To be done :: Reproduce every record below exactly as it appears.

Raw records
--------------------------------------------------

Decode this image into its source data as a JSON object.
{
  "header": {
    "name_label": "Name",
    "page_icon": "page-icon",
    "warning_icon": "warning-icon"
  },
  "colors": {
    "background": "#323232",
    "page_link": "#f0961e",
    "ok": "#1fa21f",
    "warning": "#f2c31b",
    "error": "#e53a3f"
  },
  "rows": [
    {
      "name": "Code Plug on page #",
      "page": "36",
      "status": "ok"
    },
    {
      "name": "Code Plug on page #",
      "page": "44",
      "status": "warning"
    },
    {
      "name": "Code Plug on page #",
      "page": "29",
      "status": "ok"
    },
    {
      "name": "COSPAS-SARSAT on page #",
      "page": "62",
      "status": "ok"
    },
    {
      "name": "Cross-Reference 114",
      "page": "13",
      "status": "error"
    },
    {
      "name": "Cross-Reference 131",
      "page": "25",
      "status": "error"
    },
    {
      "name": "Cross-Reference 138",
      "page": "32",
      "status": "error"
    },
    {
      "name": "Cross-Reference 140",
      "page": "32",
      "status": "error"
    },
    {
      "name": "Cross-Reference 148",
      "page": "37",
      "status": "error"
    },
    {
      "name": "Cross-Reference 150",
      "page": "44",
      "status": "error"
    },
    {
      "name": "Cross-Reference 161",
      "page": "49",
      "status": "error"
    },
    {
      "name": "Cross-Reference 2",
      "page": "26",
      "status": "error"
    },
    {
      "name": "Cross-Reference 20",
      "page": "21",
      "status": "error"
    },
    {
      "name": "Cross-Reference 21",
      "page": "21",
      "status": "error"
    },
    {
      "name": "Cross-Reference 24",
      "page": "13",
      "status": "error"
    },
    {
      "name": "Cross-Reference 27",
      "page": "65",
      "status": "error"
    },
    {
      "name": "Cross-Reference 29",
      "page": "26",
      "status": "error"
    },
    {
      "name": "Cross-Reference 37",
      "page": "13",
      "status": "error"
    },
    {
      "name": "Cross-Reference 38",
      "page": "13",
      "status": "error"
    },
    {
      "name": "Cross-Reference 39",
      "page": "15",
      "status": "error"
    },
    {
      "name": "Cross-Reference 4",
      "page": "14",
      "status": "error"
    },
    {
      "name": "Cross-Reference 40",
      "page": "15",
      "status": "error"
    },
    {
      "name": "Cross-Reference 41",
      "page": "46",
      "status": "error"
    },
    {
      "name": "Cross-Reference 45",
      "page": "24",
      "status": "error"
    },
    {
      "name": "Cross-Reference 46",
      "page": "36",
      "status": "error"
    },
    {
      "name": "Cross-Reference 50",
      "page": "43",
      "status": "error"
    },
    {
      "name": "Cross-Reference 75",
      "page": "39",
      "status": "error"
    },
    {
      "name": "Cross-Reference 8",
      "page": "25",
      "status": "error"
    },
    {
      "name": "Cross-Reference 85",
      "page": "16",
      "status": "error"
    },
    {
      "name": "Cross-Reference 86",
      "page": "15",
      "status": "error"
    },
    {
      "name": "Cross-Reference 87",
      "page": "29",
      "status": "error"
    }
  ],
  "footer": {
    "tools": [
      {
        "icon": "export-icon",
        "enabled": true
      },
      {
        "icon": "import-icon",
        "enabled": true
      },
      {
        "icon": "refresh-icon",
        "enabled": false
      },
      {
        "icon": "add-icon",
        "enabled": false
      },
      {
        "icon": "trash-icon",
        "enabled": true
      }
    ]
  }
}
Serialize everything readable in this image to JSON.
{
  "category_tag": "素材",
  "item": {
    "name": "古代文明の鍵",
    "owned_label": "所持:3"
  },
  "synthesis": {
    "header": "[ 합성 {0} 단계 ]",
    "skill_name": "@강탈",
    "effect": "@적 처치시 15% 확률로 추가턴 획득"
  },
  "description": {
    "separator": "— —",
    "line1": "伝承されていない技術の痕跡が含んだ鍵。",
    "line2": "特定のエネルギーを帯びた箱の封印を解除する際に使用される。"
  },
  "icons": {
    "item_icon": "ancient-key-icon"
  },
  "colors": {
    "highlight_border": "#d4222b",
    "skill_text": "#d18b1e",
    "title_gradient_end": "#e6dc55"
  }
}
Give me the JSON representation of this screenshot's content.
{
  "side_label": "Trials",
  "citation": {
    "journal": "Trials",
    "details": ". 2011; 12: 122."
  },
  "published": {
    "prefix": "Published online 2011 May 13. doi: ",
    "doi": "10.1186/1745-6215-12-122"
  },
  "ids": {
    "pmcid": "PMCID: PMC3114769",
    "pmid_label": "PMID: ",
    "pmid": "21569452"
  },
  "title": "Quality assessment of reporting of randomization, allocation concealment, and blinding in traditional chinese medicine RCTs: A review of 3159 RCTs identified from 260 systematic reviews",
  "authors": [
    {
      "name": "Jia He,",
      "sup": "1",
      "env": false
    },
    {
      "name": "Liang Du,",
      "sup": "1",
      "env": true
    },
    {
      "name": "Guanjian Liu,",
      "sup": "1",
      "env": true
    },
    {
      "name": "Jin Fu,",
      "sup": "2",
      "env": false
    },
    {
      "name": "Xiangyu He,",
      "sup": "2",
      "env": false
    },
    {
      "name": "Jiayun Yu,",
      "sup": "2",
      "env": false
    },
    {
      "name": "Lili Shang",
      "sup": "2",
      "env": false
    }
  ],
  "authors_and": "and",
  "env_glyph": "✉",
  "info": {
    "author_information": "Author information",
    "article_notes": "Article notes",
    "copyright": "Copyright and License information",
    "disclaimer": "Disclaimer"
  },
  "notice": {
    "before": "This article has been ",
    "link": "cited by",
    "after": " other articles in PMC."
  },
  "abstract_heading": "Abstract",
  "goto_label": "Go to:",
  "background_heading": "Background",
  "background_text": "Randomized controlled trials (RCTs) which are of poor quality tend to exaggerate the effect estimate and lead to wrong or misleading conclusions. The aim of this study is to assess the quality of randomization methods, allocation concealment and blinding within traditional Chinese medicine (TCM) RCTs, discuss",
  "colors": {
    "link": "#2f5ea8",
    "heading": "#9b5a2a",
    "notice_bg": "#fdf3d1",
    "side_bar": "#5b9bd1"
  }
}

--------------------------------------------------

The reply ::
Decode this image into its source data as a JSON object.
{
  "header": {
    "name_label": "Name",
    "page_icon": "page-icon",
    "warning_icon": "warning-icon"
  },
  "colors": {
    "background": "#323232",
    "page_link": "#f0961e",
    "ok": "#1fa21f",
    "warning": "#f2c31b",
    "error": "#e53a3f"
  },
  "rows": [
    {
      "name": "Code Plug on page #",
      "page": "36",
      "status": "ok"
    },
    {
      "name": "Code Plug on page #",
      "page": "44",
      "status": "warning"
    },
    {
      "name": "Code Plug on page #",
      "page": "29",
      "status": "ok"
    },
    {
      "name": "COSPAS-SARSAT on page #",
      "page": "62",
      "status": "ok"
    },
    {
      "name": "Cross-Reference 114",
      "page": "13",
      "status": "error"
    },
    {
      "name": "Cross-Reference 131",
      "page": "25",
      "status": "error"
    },
    {
      "name": "Cross-Reference 138",
      "page": "32",
      "status": "error"
    },
    {
      "name": "Cross-Reference 140",
      "page": "32",
      "status": "error"
    },
    {
      "name": "Cross-Reference 148",
      "page": "37",
      "status": "error"
    },
    {
      "name": "Cross-Reference 150",
      "page": "44",
      "status": "error"
    },
    {
      "name": "Cross-Reference 161",
      "page": "49",
      "status": "error"
    },
    {
      "name": "Cross-Reference 2",
      "page": "26",
      "status": "error"
    },
    {
      "name": "Cross-Reference 20",
      "page": "21",
      "status": "error"
    },
    {
      "name": "Cross-Reference 21",
      "page": "21",
      "status": "error"
    },
    {
      "name": "Cross-Reference 24",
      "page": "13",
      "status": "error"
    },
    {
      "name": "Cross-Reference 27",
      "page": "65",
      "status": "error"
    },
    {
      "name": "Cross-Reference 29",
      "page": "26",
      "status": "error"
    },
    {
      "name": "Cross-Reference 37",
      "page": "13",
      "status": "error"
    },
    {
      "name": "Cross-Reference 38",
      "page": "13",
      "status": "error"
    },
    {
      "name": "Cross-Reference 39",
      "page": "15",
      "status": "error"
    },
    {
      "name": "Cross-Reference 4",
      "page": "14",
      "status": "error"
    },
    {
      "name": "Cross-Reference 40",
      "page": "15",
      "status": "error"
    },
    {
      "name": "Cross-Reference 41",
      "page": "46",
      "status": "error"
    },
    {
      "name": "Cross-Reference 45",
      "page": "24",
      "status": "error"
    },
    {
      "name": "Cross-Reference 46",
      "page": "36",
      "status": "error"
    },
    {
      "name": "Cross-Reference 50",
      "page": "43",
      "status": "error"
    },
    {
      "name": "Cross-Reference 75",
      "page": "39",
      "status": "error"
    },
    {
      "name": "Cross-Reference 8",
      "page": "25",
      "status": "error"
    },
    {
      "name": "Cross-Reference 85",
      "page": "16",
      "status": "error"
    },
    {
      "name": "Cross-Reference 86",
      "page": "15",
      "status": "error"
    },
    {
      "name": "Cross-Reference 87",
      "page": "29",
      "status": "error"
    }
  ],
  "footer": {
    "tools": [
      {
        "icon": "export-icon",
        "enabled": true
      },
      {
        "icon": "import-icon",
        "enabled": true
      },
      {
        "icon": "refresh-icon",
        "enabled": false
      },
      {
        "icon": "add-icon",
        "enabled": false
      },
      {
        "icon": "trash-icon",
        "enabled": true
      }
    ]
  }
}
Serialize everything readable in this image to JSON.
{
  "category_tag": "素材",
  "item": {
    "name": "古代文明の鍵",
    "owned_label": "所持:3"
  },
  "synthesis": {
    "header": "[ 합성 {0} 단계 ]",
    "skill_name": "@강탈",
    "effect": "@적 처치시 15% 확률로 추가턴 획득"
  },
  "description": {
    "separator": "— —",
    "line1": "伝承されていない技術の痕跡が含んだ鍵。",
    "line2": "特定のエネルギーを帯びた箱の封印を解除する際に使用される。"
  },
  "icons": {
    "item_icon": "ancient-key-icon"
  },
  "colors": {
    "highlight_border": "#d4222b",
    "skill_text": "#d18b1e",
    "title_gradient_end": "#e6dc55"
  }
}
Give me the JSON representation of this screenshot's content.
{
  "side_label": "Trials",
  "citation": {
    "journal": "Trials",
    "details": ". 2011; 12: 122."
  },
  "published": {
    "prefix": "Published online 2011 May 13. doi: ",
    "doi": "10.1186/1745-6215-12-122"
  },
  "ids": {
    "pmcid": "PMCID: PMC3114769",
    "pmid_label": "PMID: ",
    "pmid": "21569452"
  },
  "title": "Quality assessment of reporting of randomization, allocation concealment, and blinding in traditional chinese medicine RCTs: A review of 3159 RCTs identified from 260 systematic reviews",
  "authors": [
    {
      "name": "Jia He,",
      "sup": "1",
      "env": false
    },
    {
      "name": "Liang Du,",
      "sup": "1",
      "env": true
    },
    {
      "name": "Guanjian Liu,",
      "sup": "1",
      "env": true
    },
    {
      "name": "Jin Fu,",
      "sup": "2",
      "env": false
    },
    {
      "name": "Xiangyu He,",
      "sup": "2",
      "env": false
    },
    {
      "name": "Jiayun Yu,",
      "sup": "2",
      "env": false
    },
    {
      "name": "Lili Shang",
      "sup": "2",
      "env": false
    }
  ],
  "authors_and": "and",
  "env_glyph": "✉",
  "info": {
    "author_information": "Author information",
    "article_notes": "Article notes",
    "copyright": "Copyright and License information",
    "disclaimer": "Disclaimer"
  },
  "notice": {
    "before": "This article has been ",
    "link": "cited by",
    "after": " other articles in PMC."
  },
  "abstract_heading": "Abstract",
  "goto_label": "Go to:",
  "background_heading": "Background",
  "background_text": "Randomized controlled trials (RCTs) which are of poor quality tend to exaggerate the effect estimate and lead to wrong or misleading conclusions. The aim of this study is to assess the quality of randomization methods, allocation concealment and blinding within traditional Chinese medicine (TCM) RCTs, discuss",
  "colors": {
    "link": "#2f5ea8",
    "heading": "#9b5a2a",
    "notice_bg": "#fdf3d1",
    "side_bar": "#5b9bd1"
  }
}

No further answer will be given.